___ Records for processing ___

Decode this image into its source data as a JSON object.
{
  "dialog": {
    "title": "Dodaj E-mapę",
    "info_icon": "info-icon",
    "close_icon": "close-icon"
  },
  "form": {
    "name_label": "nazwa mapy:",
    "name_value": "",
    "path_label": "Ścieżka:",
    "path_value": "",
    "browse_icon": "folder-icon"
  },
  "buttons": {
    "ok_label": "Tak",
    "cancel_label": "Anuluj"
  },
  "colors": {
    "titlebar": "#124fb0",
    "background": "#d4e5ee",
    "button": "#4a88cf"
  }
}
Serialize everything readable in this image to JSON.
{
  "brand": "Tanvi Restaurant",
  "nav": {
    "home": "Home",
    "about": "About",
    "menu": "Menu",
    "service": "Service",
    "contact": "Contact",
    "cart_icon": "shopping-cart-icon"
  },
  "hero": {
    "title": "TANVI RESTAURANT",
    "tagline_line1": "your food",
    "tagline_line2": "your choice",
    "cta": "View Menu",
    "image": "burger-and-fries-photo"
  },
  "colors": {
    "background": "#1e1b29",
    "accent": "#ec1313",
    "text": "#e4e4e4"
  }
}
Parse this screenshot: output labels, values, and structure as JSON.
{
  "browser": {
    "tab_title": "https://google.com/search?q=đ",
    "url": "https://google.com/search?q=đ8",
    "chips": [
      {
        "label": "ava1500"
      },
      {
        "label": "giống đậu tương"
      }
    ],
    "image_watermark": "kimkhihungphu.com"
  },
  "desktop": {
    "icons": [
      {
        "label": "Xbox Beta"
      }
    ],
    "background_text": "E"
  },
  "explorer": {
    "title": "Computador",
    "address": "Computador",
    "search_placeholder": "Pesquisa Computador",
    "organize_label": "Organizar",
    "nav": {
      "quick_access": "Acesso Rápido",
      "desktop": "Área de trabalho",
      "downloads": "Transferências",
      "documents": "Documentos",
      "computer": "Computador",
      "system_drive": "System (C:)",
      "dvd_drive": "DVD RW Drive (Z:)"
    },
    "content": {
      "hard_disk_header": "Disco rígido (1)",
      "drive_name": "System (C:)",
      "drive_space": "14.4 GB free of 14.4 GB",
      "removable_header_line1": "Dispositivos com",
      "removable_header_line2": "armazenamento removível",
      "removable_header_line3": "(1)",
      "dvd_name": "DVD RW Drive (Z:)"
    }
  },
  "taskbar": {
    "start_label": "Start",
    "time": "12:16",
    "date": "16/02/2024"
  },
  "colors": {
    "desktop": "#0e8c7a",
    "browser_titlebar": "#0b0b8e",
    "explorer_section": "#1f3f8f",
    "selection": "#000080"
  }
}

___

**What you are asked to do**
Write out all the entries exactly.

**Solution to the exercise**
Decode this image into its source data as a JSON object.
{
  "dialog": {
    "title": "Dodaj E-mapę",
    "info_icon": "info-icon",
    "close_icon": "close-icon"
  },
  "form": {
    "name_label": "nazwa mapy:",
    "name_value": "",
    "path_label": "Ścieżka:",
    "path_value": "",
    "browse_icon": "folder-icon"
  },
  "buttons": {
    "ok_label": "Tak",
    "cancel_label": "Anuluj"
  },
  "colors": {
    "titlebar": "#124fb0",
    "background": "#d4e5ee",
    "button": "#4a88cf"
  }
}
Serialize everything readable in this image to JSON.
{
  "brand": "Tanvi Restaurant",
  "nav": {
    "home": "Home",
    "about": "About",
    "menu": "Menu",
    "service": "Service",
    "contact": "Contact",
    "cart_icon": "shopping-cart-icon"
  },
  "hero": {
    "title": "TANVI RESTAURANT",
    "tagline_line1": "your food",
    "tagline_line2": "your choice",
    "cta": "View Menu",
    "image": "burger-and-fries-photo"
  },
  "colors": {
    "background": "#1e1b29",
    "accent": "#ec1313",
    "text": "#e4e4e4"
  }
}
Parse this screenshot: output labels, values, and structure as JSON.
{
  "browser": {
    "tab_title": "https://google.com/search?q=đ",
    "url": "https://google.com/search?q=đ8",
    "chips": [
      {
        "label": "ava1500"
      },
      {
        "label": "giống đậu tương"
      }
    ],
    "image_watermark": "kimkhihungphu.com"
  },
  "desktop": {
    "icons": [
      {
        "label": "Xbox Beta"
      }
    ],
    "background_text": "E"
  },
  "explorer": {
    "title": "Computador",
    "address": "Computador",
    "search_placeholder": "Pesquisa Computador",
    "organize_label": "Organizar",
    "nav": {
      "quick_access": "Acesso Rápido",
      "desktop": "Área de trabalho",
      "downloads": "Transferências",
      "documents": "Documentos",
      "computer": "Computador",
      "system_drive": "System (C:)",
      "dvd_drive": "DVD RW Drive (Z:)"
    },
    "content": {
      "hard_disk_header": "Disco rígido (1)",
      "drive_name": "System (C:)",
      "drive_space": "14.4 GB free of 14.4 GB",
      "removable_header_line1": "Dispositivos com",
      "removable_header_line2": "armazenamento removível",
      "removable_header_line3": "(1)",
      "dvd_name": "DVD RW Drive (Z:)"
    }
  },
  "taskbar": {
    "start_label": "Start",
    "time": "12:16",
    "date": "16/02/2024"
  },
  "colors": {
    "desktop": "#0e8c7a",
    "browser_titlebar": "#0b0b8e",
    "explorer_section": "#1f3f8f",
    "selection": "#000080"
  }
}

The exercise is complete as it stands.